== The problem ==
All of the data that follows should be retyped exactly, please, except the pictures.

(Stored items)
##############################
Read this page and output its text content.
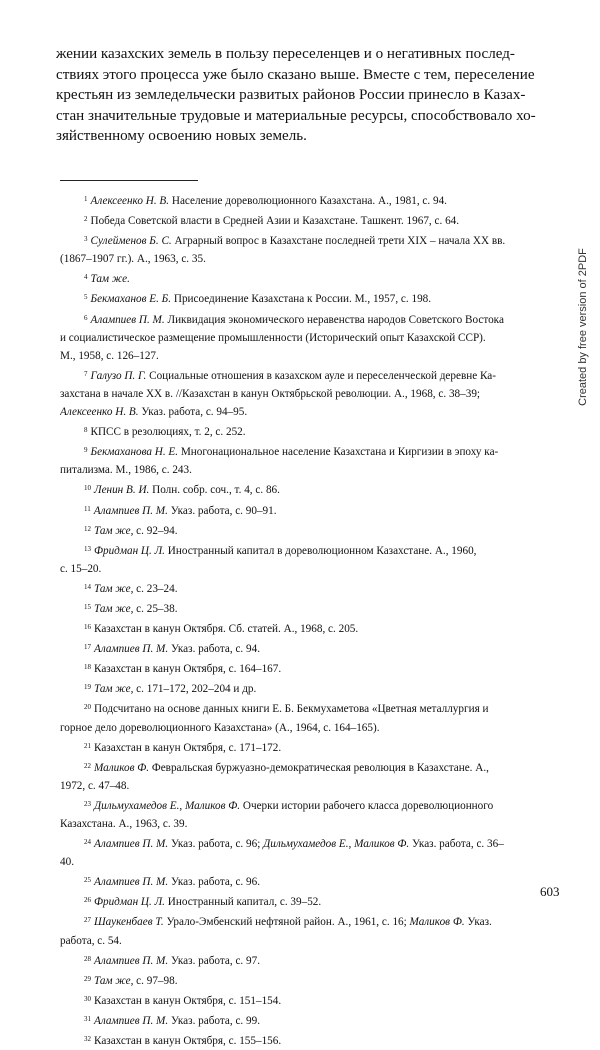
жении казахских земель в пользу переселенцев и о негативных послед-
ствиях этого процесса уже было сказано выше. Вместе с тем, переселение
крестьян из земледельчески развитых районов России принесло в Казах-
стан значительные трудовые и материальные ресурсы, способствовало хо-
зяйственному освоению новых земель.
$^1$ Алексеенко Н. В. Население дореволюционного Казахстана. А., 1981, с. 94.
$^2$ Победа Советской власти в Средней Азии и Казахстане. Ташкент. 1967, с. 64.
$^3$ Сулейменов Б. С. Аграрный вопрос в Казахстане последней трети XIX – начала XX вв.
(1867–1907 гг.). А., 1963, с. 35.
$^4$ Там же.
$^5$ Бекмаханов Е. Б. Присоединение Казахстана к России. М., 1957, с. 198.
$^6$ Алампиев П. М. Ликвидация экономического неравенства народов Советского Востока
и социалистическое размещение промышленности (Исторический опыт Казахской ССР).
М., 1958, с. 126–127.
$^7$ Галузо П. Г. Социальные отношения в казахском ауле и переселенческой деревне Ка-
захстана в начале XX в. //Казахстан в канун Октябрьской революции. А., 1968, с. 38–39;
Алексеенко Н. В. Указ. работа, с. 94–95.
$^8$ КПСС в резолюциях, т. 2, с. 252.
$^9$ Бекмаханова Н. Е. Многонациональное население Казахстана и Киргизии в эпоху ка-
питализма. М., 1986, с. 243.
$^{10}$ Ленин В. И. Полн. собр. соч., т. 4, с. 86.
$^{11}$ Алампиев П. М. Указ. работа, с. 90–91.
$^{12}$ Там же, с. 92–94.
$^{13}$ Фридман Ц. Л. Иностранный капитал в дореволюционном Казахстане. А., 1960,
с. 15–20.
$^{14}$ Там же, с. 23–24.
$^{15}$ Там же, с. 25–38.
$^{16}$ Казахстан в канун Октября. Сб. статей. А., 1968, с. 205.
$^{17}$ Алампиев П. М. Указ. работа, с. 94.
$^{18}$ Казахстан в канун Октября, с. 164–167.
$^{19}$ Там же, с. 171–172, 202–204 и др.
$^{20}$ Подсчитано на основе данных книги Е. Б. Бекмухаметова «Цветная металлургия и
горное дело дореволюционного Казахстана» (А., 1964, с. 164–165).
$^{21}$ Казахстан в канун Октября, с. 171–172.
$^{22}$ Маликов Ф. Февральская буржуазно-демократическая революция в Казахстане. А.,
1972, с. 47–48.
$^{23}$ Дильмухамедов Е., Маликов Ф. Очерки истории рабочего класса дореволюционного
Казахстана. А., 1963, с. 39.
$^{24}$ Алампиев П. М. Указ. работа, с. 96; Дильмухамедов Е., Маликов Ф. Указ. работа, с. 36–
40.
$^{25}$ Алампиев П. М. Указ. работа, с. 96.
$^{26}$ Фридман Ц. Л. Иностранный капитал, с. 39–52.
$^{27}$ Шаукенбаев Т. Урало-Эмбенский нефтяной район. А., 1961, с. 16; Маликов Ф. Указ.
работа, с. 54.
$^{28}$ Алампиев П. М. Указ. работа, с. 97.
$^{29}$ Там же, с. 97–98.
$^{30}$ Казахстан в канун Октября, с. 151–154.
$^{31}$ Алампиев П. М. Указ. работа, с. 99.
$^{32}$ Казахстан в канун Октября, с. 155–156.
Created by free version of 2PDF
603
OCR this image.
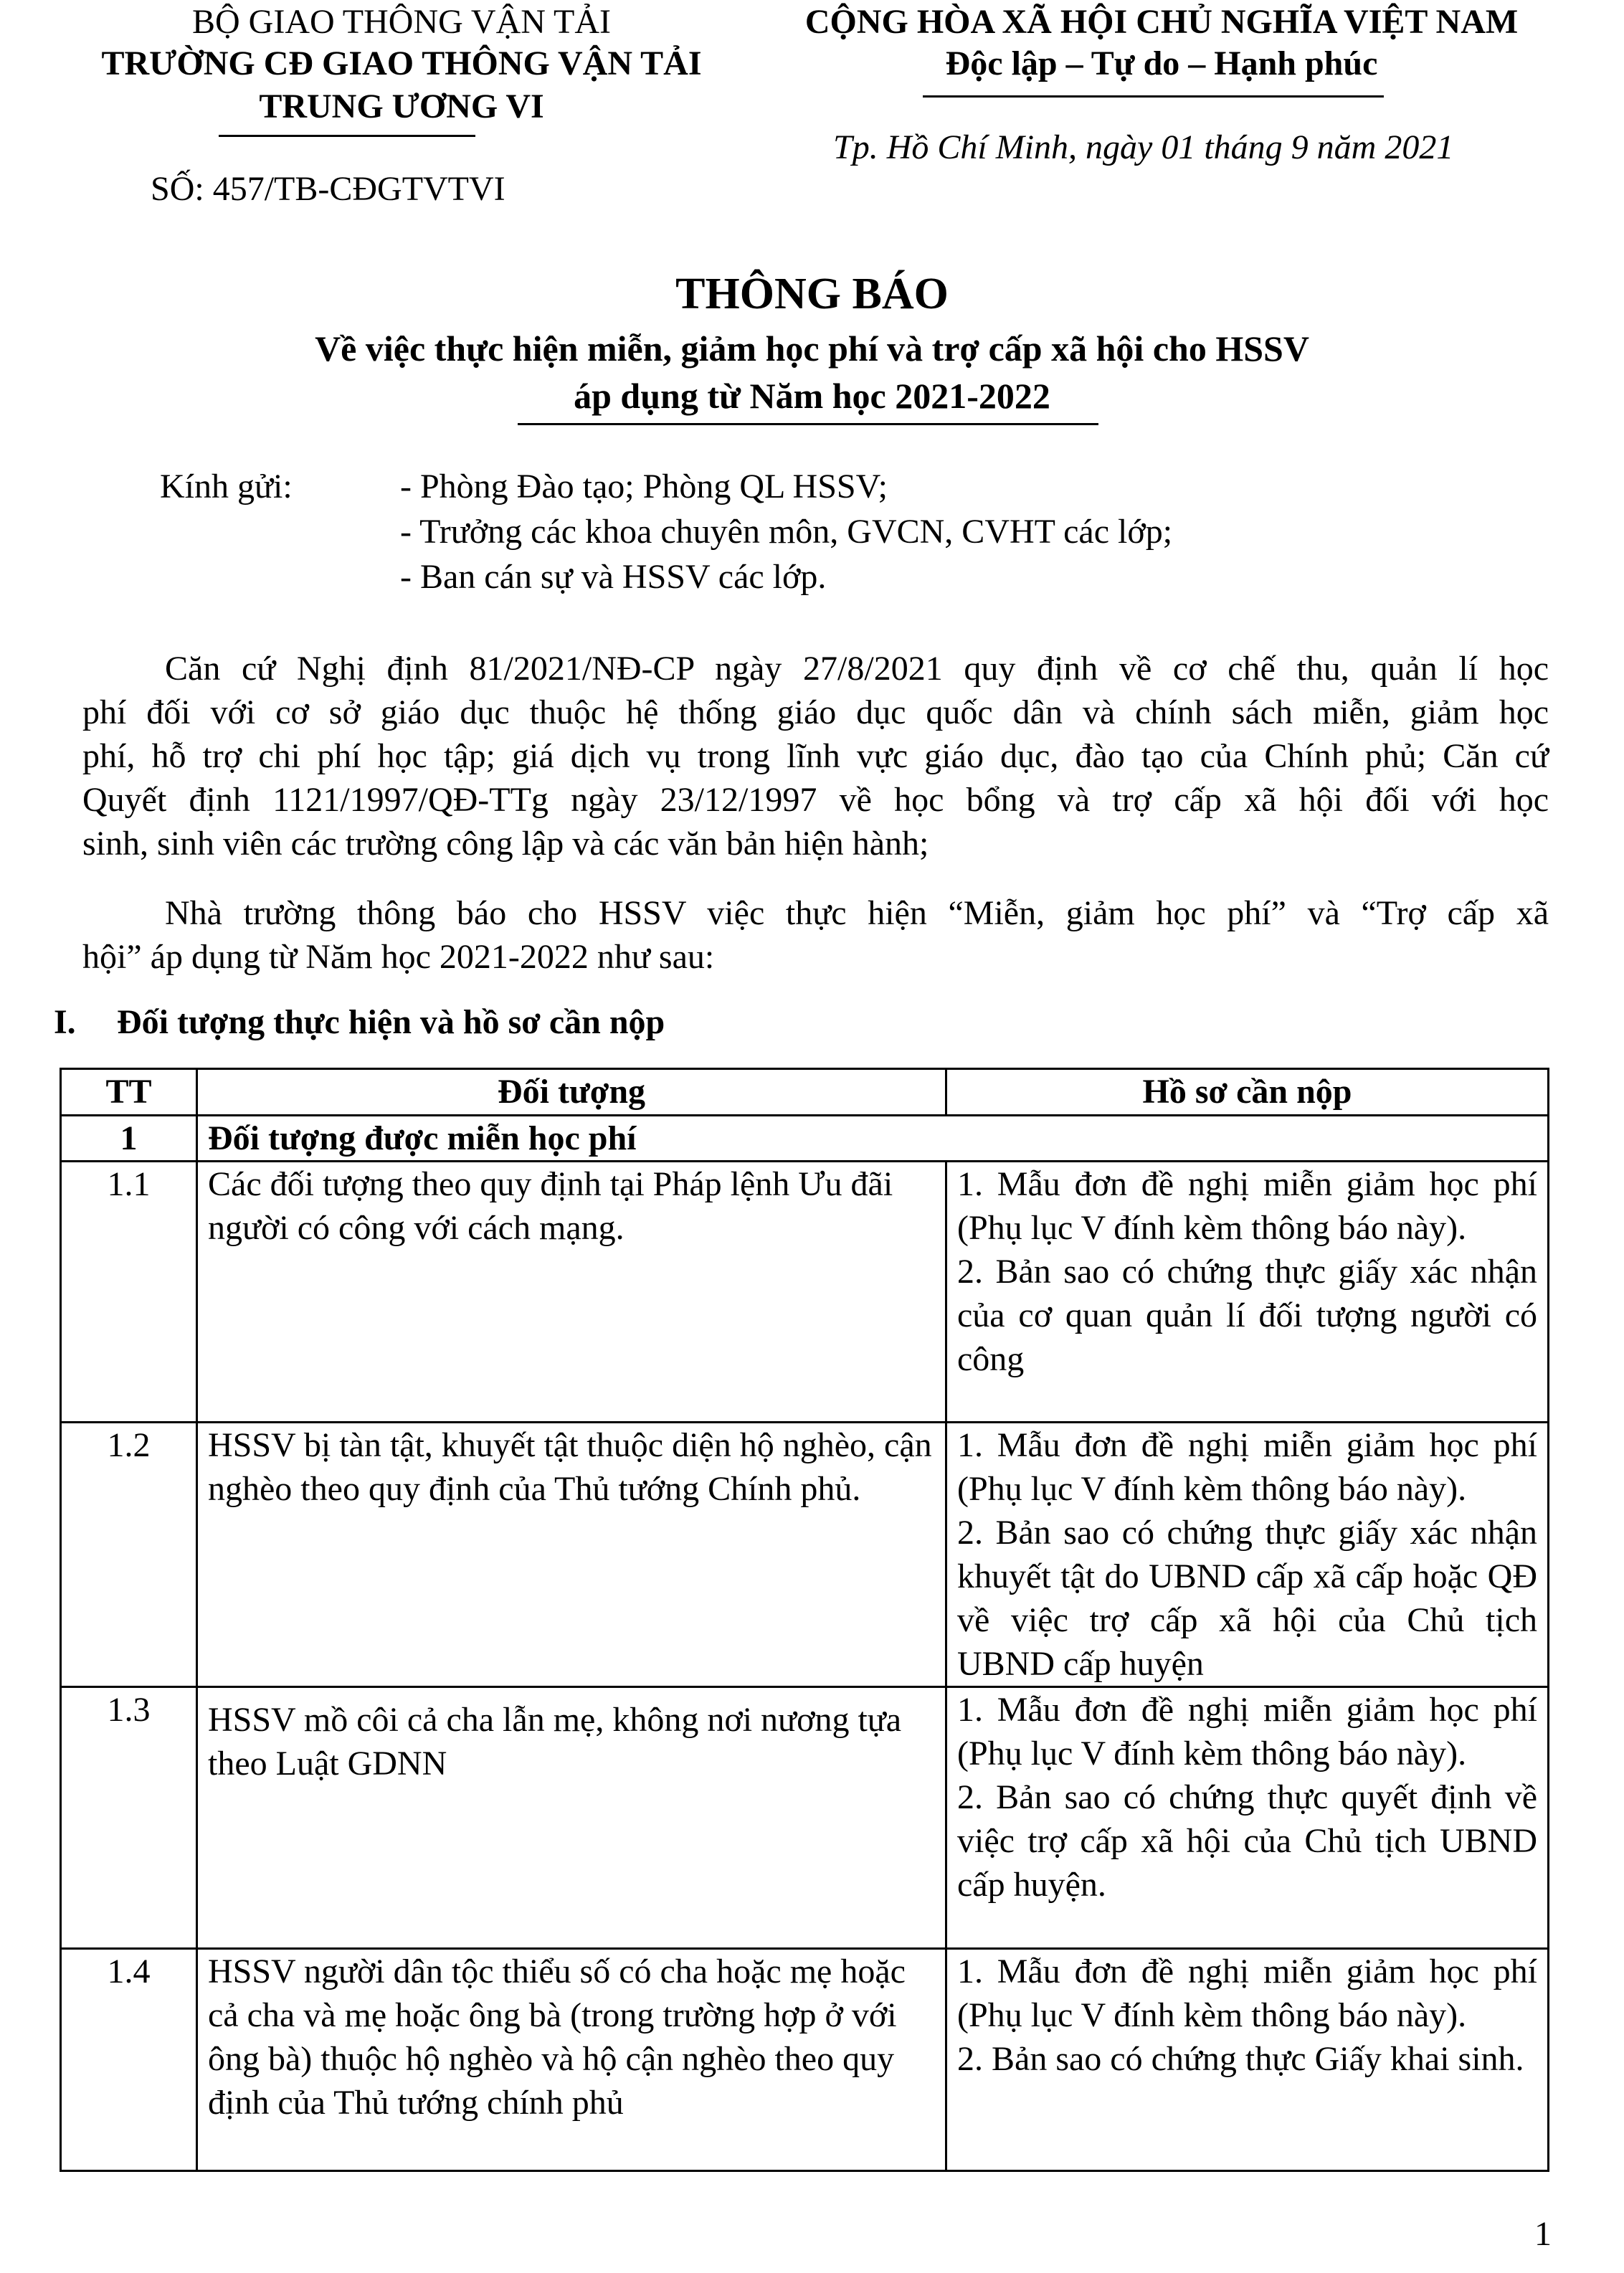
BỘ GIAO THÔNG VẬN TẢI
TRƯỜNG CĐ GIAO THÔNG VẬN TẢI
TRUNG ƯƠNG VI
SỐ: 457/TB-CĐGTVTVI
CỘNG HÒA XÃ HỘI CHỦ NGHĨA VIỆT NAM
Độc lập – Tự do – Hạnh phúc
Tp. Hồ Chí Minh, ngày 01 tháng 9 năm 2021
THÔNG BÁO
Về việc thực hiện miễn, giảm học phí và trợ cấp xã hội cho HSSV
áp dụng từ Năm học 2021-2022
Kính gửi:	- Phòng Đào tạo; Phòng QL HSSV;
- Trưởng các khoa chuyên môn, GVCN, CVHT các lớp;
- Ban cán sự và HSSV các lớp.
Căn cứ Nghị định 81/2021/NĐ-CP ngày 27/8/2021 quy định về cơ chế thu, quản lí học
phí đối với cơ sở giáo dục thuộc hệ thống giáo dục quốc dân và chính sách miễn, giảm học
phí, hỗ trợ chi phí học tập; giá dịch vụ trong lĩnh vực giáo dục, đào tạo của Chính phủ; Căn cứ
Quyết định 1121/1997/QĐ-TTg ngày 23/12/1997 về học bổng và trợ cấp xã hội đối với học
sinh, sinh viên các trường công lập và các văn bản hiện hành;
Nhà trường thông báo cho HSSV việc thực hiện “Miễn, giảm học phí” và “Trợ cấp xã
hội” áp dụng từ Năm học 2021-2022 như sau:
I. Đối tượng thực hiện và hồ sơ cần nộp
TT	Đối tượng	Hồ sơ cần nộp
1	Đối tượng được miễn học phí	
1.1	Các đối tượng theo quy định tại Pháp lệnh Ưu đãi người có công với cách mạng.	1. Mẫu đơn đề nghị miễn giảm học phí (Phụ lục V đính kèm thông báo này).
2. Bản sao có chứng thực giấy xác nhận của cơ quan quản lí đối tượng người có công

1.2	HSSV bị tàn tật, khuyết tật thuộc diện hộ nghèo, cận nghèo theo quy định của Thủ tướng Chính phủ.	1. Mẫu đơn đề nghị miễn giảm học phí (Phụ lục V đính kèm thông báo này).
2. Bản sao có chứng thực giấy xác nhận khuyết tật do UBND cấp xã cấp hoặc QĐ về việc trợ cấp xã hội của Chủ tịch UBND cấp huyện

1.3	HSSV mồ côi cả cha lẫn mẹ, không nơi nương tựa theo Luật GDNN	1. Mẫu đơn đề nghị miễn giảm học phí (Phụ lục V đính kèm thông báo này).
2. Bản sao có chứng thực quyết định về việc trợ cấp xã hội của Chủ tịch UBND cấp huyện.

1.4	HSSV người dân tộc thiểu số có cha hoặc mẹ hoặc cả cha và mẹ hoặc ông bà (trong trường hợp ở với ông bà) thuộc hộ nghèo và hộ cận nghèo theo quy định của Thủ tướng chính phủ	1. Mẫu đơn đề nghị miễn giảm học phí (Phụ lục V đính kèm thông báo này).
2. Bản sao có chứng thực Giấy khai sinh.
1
##############################
== Result below ==
Read this page and output its text content.
жении казахских земель в пользу переселенцев и о негативных послед-
ствиях этого процесса уже было сказано выше. Вместе с тем, переселение
крестьян из земледельчески развитых районов России принесло в Казах-
стан значительные трудовые и материальные ресурсы, способствовало хо-
зяйственному освоению новых земель.
$^1$ Алексеенко Н. В. Население дореволюционного Казахстана. А., 1981, с. 94.
$^2$ Победа Советской власти в Средней Азии и Казахстане. Ташкент. 1967, с. 64.
$^3$ Сулейменов Б. С. Аграрный вопрос в Казахстане последней трети XIX – начала XX вв.
(1867–1907 гг.). А., 1963, с. 35.
$^4$ Там же.
$^5$ Бекмаханов Е. Б. Присоединение Казахстана к России. М., 1957, с. 198.
$^6$ Алампиев П. М. Ликвидация экономического неравенства народов Советского Востока
и социалистическое размещение промышленности (Исторический опыт Казахской ССР).
М., 1958, с. 126–127.
$^7$ Галузо П. Г. Социальные отношения в казахском ауле и переселенческой деревне Ка-
захстана в начале XX в. //Казахстан в канун Октябрьской революции. А., 1968, с. 38–39;
Алексеенко Н. В. Указ. работа, с. 94–95.
$^8$ КПСС в резолюциях, т. 2, с. 252.
$^9$ Бекмаханова Н. Е. Многонациональное население Казахстана и Киргизии в эпоху ка-
питализма. М., 1986, с. 243.
$^{10}$ Ленин В. И. Полн. собр. соч., т. 4, с. 86.
$^{11}$ Алампиев П. М. Указ. работа, с. 90–91.
$^{12}$ Там же, с. 92–94.
$^{13}$ Фридман Ц. Л. Иностранный капитал в дореволюционном Казахстане. А., 1960,
с. 15–20.
$^{14}$ Там же, с. 23–24.
$^{15}$ Там же, с. 25–38.
$^{16}$ Казахстан в канун Октября. Сб. статей. А., 1968, с. 205.
$^{17}$ Алампиев П. М. Указ. работа, с. 94.
$^{18}$ Казахстан в канун Октября, с. 164–167.
$^{19}$ Там же, с. 171–172, 202–204 и др.
$^{20}$ Подсчитано на основе данных книги Е. Б. Бекмухаметова «Цветная металлургия и
горное дело дореволюционного Казахстана» (А., 1964, с. 164–165).
$^{21}$ Казахстан в канун Октября, с. 171–172.
$^{22}$ Маликов Ф. Февральская буржуазно-демократическая революция в Казахстане. А.,
1972, с. 47–48.
$^{23}$ Дильмухамедов Е., Маликов Ф. Очерки истории рабочего класса дореволюционного
Казахстана. А., 1963, с. 39.
$^{24}$ Алампиев П. М. Указ. работа, с. 96; Дильмухамедов Е., Маликов Ф. Указ. работа, с. 36–
40.
$^{25}$ Алампиев П. М. Указ. работа, с. 96.
$^{26}$ Фридман Ц. Л. Иностранный капитал, с. 39–52.
$^{27}$ Шаукенбаев Т. Урало-Эмбенский нефтяной район. А., 1961, с. 16; Маликов Ф. Указ.
работа, с. 54.
$^{28}$ Алампиев П. М. Указ. работа, с. 97.
$^{29}$ Там же, с. 97–98.
$^{30}$ Казахстан в канун Октября, с. 151–154.
$^{31}$ Алампиев П. М. Указ. работа, с. 99.
$^{32}$ Казахстан в канун Октября, с. 155–156.
Created by free version of 2PDF
603
OCR this image.
BỘ GIAO THÔNG VẬN TẢI
TRƯỜNG CĐ GIAO THÔNG VẬN TẢI
TRUNG ƯƠNG VI
SỐ: 457/TB-CĐGTVTVI
CỘNG HÒA XÃ HỘI CHỦ NGHĨA VIỆT NAM
Độc lập – Tự do – Hạnh phúc
Tp. Hồ Chí Minh, ngày 01 tháng 9 năm 2021
THÔNG BÁO
Về việc thực hiện miễn, giảm học phí và trợ cấp xã hội cho HSSV
áp dụng từ Năm học 2021-2022
Kính gửi:	- Phòng Đào tạo; Phòng QL HSSV;
- Trưởng các khoa chuyên môn, GVCN, CVHT các lớp;
- Ban cán sự và HSSV các lớp.
Căn cứ Nghị định 81/2021/NĐ-CP ngày 27/8/2021 quy định về cơ chế thu, quản lí học
phí đối với cơ sở giáo dục thuộc hệ thống giáo dục quốc dân và chính sách miễn, giảm học
phí, hỗ trợ chi phí học tập; giá dịch vụ trong lĩnh vực giáo dục, đào tạo của Chính phủ; Căn cứ
Quyết định 1121/1997/QĐ-TTg ngày 23/12/1997 về học bổng và trợ cấp xã hội đối với học
sinh, sinh viên các trường công lập và các văn bản hiện hành;
Nhà trường thông báo cho HSSV việc thực hiện “Miễn, giảm học phí” và “Trợ cấp xã
hội” áp dụng từ Năm học 2021-2022 như sau:
I. Đối tượng thực hiện và hồ sơ cần nộp
TT	Đối tượng	Hồ sơ cần nộp
1	Đối tượng được miễn học phí	
1.1	Các đối tượng theo quy định tại Pháp lệnh Ưu đãi người có công với cách mạng.	1. Mẫu đơn đề nghị miễn giảm học phí (Phụ lục V đính kèm thông báo này).
2. Bản sao có chứng thực giấy xác nhận của cơ quan quản lí đối tượng người có công

1.2	HSSV bị tàn tật, khuyết tật thuộc diện hộ nghèo, cận nghèo theo quy định của Thủ tướng Chính phủ.	1. Mẫu đơn đề nghị miễn giảm học phí (Phụ lục V đính kèm thông báo này).
2. Bản sao có chứng thực giấy xác nhận khuyết tật do UBND cấp xã cấp hoặc QĐ về việc trợ cấp xã hội của Chủ tịch UBND cấp huyện

1.3	HSSV mồ côi cả cha lẫn mẹ, không nơi nương tựa theo Luật GDNN	1. Mẫu đơn đề nghị miễn giảm học phí (Phụ lục V đính kèm thông báo này).
2. Bản sao có chứng thực quyết định về việc trợ cấp xã hội của Chủ tịch UBND cấp huyện.

1.4	HSSV người dân tộc thiểu số có cha hoặc mẹ hoặc cả cha và mẹ hoặc ông bà (trong trường hợp ở với ông bà) thuộc hộ nghèo và hộ cận nghèo theo quy định của Thủ tướng chính phủ	1. Mẫu đơn đề nghị miễn giảm học phí (Phụ lục V đính kèm thông báo này).
2. Bản sao có chứng thực Giấy khai sinh.
1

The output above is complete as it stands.